WHAT THE EXERCISE ASKS:
Transcribe the records that follow, preserving every word.

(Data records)
▶
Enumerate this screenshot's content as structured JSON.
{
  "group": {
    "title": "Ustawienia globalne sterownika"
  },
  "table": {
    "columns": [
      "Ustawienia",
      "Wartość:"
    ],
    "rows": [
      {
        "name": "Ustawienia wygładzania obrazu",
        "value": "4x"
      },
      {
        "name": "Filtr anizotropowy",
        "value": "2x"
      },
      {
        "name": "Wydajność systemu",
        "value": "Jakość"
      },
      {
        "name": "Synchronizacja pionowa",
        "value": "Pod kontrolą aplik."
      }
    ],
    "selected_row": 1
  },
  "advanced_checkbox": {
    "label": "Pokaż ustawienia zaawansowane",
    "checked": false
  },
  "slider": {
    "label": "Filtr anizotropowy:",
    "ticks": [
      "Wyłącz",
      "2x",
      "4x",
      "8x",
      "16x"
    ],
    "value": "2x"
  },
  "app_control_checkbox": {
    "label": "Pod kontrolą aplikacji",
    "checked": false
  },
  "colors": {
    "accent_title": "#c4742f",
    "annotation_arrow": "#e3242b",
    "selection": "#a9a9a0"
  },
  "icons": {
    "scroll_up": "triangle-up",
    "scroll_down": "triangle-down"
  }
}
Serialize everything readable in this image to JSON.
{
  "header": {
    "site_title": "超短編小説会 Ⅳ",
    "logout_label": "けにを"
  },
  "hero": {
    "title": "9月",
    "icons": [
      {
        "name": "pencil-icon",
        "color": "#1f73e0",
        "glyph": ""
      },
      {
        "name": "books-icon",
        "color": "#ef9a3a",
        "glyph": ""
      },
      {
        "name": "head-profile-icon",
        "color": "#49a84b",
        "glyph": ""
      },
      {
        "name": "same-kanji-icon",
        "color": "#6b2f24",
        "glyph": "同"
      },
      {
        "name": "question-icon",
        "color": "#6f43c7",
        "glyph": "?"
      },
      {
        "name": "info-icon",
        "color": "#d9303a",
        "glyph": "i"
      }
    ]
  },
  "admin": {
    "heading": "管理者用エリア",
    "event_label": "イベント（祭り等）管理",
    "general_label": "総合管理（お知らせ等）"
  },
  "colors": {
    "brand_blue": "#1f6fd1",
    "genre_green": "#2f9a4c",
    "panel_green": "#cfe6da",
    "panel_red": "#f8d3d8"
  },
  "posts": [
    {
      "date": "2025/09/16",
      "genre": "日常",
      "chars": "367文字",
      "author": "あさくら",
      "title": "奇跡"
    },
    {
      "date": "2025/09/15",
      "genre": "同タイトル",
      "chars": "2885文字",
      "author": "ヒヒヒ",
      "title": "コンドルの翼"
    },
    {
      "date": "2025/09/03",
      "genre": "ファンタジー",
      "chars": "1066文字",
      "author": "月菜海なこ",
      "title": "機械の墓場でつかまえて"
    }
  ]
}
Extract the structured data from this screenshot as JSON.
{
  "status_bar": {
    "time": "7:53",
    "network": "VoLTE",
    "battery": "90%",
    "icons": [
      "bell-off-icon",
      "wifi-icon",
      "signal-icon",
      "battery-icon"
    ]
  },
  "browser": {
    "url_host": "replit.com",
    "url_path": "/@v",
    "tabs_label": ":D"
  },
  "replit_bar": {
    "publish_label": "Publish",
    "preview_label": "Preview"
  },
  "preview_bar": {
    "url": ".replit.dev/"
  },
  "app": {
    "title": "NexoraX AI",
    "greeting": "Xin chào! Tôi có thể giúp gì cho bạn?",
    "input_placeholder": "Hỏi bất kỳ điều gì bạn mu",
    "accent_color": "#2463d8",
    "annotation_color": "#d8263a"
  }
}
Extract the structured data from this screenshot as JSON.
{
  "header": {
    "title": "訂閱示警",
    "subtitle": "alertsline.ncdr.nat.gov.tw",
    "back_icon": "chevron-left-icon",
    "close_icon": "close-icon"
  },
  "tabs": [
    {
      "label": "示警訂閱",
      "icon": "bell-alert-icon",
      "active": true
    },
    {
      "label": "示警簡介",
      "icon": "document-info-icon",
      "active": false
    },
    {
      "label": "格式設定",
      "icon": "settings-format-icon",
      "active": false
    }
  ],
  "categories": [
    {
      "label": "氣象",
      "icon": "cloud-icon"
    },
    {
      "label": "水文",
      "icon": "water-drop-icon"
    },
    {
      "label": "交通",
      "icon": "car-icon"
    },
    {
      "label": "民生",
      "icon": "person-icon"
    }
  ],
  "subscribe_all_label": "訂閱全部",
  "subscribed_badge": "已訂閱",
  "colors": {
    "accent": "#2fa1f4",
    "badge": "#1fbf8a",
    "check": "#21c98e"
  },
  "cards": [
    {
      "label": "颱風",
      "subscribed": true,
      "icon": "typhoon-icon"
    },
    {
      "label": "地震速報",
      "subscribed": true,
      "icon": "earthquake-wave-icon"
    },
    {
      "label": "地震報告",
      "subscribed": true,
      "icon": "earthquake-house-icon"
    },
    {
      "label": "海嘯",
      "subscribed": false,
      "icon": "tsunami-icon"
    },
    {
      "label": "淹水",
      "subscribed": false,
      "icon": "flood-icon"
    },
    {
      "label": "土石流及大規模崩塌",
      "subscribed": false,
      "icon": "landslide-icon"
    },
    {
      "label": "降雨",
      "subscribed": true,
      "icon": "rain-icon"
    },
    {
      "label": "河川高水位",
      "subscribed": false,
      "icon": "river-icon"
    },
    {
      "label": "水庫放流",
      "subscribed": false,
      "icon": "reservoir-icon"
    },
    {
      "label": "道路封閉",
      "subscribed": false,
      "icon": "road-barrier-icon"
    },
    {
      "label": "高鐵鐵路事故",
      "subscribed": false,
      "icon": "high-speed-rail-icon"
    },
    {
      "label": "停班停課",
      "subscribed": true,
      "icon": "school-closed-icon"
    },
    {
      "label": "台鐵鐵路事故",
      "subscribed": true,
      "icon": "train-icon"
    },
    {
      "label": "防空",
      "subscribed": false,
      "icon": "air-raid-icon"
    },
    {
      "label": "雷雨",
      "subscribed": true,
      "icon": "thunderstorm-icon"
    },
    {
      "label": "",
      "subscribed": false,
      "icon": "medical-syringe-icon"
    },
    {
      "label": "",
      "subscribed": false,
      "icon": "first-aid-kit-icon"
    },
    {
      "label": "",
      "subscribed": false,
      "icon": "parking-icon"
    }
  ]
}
◀
SOLUTION TO THE PROBLEM:
Enumerate this screenshot's content as structured JSON.
{
  "group": {
    "title": "Ustawienia globalne sterownika"
  },
  "table": {
    "columns": [
      "Ustawienia",
      "Wartość:"
    ],
    "rows": [
      {
        "name": "Ustawienia wygładzania obrazu",
        "value": "4x"
      },
      {
        "name": "Filtr anizotropowy",
        "value": "2x"
      },
      {
        "name": "Wydajność systemu",
        "value": "Jakość"
      },
      {
        "name": "Synchronizacja pionowa",
        "value": "Pod kontrolą aplik."
      }
    ],
    "selected_row": 1
  },
  "advanced_checkbox": {
    "label": "Pokaż ustawienia zaawansowane",
    "checked": false
  },
  "slider": {
    "label": "Filtr anizotropowy:",
    "ticks": [
      "Wyłącz",
      "2x",
      "4x",
      "8x",
      "16x"
    ],
    "value": "2x"
  },
  "app_control_checkbox": {
    "label": "Pod kontrolą aplikacji",
    "checked": false
  },
  "colors": {
    "accent_title": "#c4742f",
    "annotation_arrow": "#e3242b",
    "selection": "#a9a9a0"
  },
  "icons": {
    "scroll_up": "triangle-up",
    "scroll_down": "triangle-down"
  }
}
Serialize everything readable in this image to JSON.
{
  "header": {
    "site_title": "超短編小説会 Ⅳ",
    "logout_label": "けにを"
  },
  "hero": {
    "title": "9月",
    "icons": [
      {
        "name": "pencil-icon",
        "color": "#1f73e0",
        "glyph": ""
      },
      {
        "name": "books-icon",
        "color": "#ef9a3a",
        "glyph": ""
      },
      {
        "name": "head-profile-icon",
        "color": "#49a84b",
        "glyph": ""
      },
      {
        "name": "same-kanji-icon",
        "color": "#6b2f24",
        "glyph": "同"
      },
      {
        "name": "question-icon",
        "color": "#6f43c7",
        "glyph": "?"
      },
      {
        "name": "info-icon",
        "color": "#d9303a",
        "glyph": "i"
      }
    ]
  },
  "admin": {
    "heading": "管理者用エリア",
    "event_label": "イベント（祭り等）管理",
    "general_label": "総合管理（お知らせ等）"
  },
  "colors": {
    "brand_blue": "#1f6fd1",
    "genre_green": "#2f9a4c",
    "panel_green": "#cfe6da",
    "panel_red": "#f8d3d8"
  },
  "posts": [
    {
      "date": "2025/09/16",
      "genre": "日常",
      "chars": "367文字",
      "author": "あさくら",
      "title": "奇跡"
    },
    {
      "date": "2025/09/15",
      "genre": "同タイトル",
      "chars": "2885文字",
      "author": "ヒヒヒ",
      "title": "コンドルの翼"
    },
    {
      "date": "2025/09/03",
      "genre": "ファンタジー",
      "chars": "1066文字",
      "author": "月菜海なこ",
      "title": "機械の墓場でつかまえて"
    }
  ]
}
Extract the structured data from this screenshot as JSON.
{
  "status_bar": {
    "time": "7:53",
    "network": "VoLTE",
    "battery": "90%",
    "icons": [
      "bell-off-icon",
      "wifi-icon",
      "signal-icon",
      "battery-icon"
    ]
  },
  "browser": {
    "url_host": "replit.com",
    "url_path": "/@v",
    "tabs_label": ":D"
  },
  "replit_bar": {
    "publish_label": "Publish",
    "preview_label": "Preview"
  },
  "preview_bar": {
    "url": ".replit.dev/"
  },
  "app": {
    "title": "NexoraX AI",
    "greeting": "Xin chào! Tôi có thể giúp gì cho bạn?",
    "input_placeholder": "Hỏi bất kỳ điều gì bạn mu",
    "accent_color": "#2463d8",
    "annotation_color": "#d8263a"
  }
}
Extract the structured data from this screenshot as JSON.
{
  "header": {
    "title": "訂閱示警",
    "subtitle": "alertsline.ncdr.nat.gov.tw",
    "back_icon": "chevron-left-icon",
    "close_icon": "close-icon"
  },
  "tabs": [
    {
      "label": "示警訂閱",
      "icon": "bell-alert-icon",
      "active": true
    },
    {
      "label": "示警簡介",
      "icon": "document-info-icon",
      "active": false
    },
    {
      "label": "格式設定",
      "icon": "settings-format-icon",
      "active": false
    }
  ],
  "categories": [
    {
      "label": "氣象",
      "icon": "cloud-icon"
    },
    {
      "label": "水文",
      "icon": "water-drop-icon"
    },
    {
      "label": "交通",
      "icon": "car-icon"
    },
    {
      "label": "民生",
      "icon": "person-icon"
    }
  ],
  "subscribe_all_label": "訂閱全部",
  "subscribed_badge": "已訂閱",
  "colors": {
    "accent": "#2fa1f4",
    "badge": "#1fbf8a",
    "check": "#21c98e"
  },
  "cards": [
    {
      "label": "颱風",
      "subscribed": true,
      "icon": "typhoon-icon"
    },
    {
      "label": "地震速報",
      "subscribed": true,
      "icon": "earthquake-wave-icon"
    },
    {
      "label": "地震報告",
      "subscribed": true,
      "icon": "earthquake-house-icon"
    },
    {
      "label": "海嘯",
      "subscribed": false,
      "icon": "tsunami-icon"
    },
    {
      "label": "淹水",
      "subscribed": false,
      "icon": "flood-icon"
    },
    {
      "label": "土石流及大規模崩塌",
      "subscribed": false,
      "icon": "landslide-icon"
    },
    {
      "label": "降雨",
      "subscribed": true,
      "icon": "rain-icon"
    },
    {
      "label": "河川高水位",
      "subscribed": false,
      "icon": "river-icon"
    },
    {
      "label": "水庫放流",
      "subscribed": false,
      "icon": "reservoir-icon"
    },
    {
      "label": "道路封閉",
      "subscribed": false,
      "icon": "road-barrier-icon"
    },
    {
      "label": "高鐵鐵路事故",
      "subscribed": false,
      "icon": "high-speed-rail-icon"
    },
    {
      "label": "停班停課",
      "subscribed": true,
      "icon": "school-closed-icon"
    },
    {
      "label": "台鐵鐵路事故",
      "subscribed": true,
      "icon": "train-icon"
    },
    {
      "label": "防空",
      "subscribed": false,
      "icon": "air-raid-icon"
    },
    {
      "label": "雷雨",
      "subscribed": true,
      "icon": "thunderstorm-icon"
    },
    {
      "label": "",
      "subscribed": false,
      "icon": "medical-syringe-icon"
    },
    {
      "label": "",
      "subscribed": false,
      "icon": "first-aid-kit-icon"
    },
    {
      "label": "",
      "subscribed": false,
      "icon": "parking-icon"
    }
  ]
}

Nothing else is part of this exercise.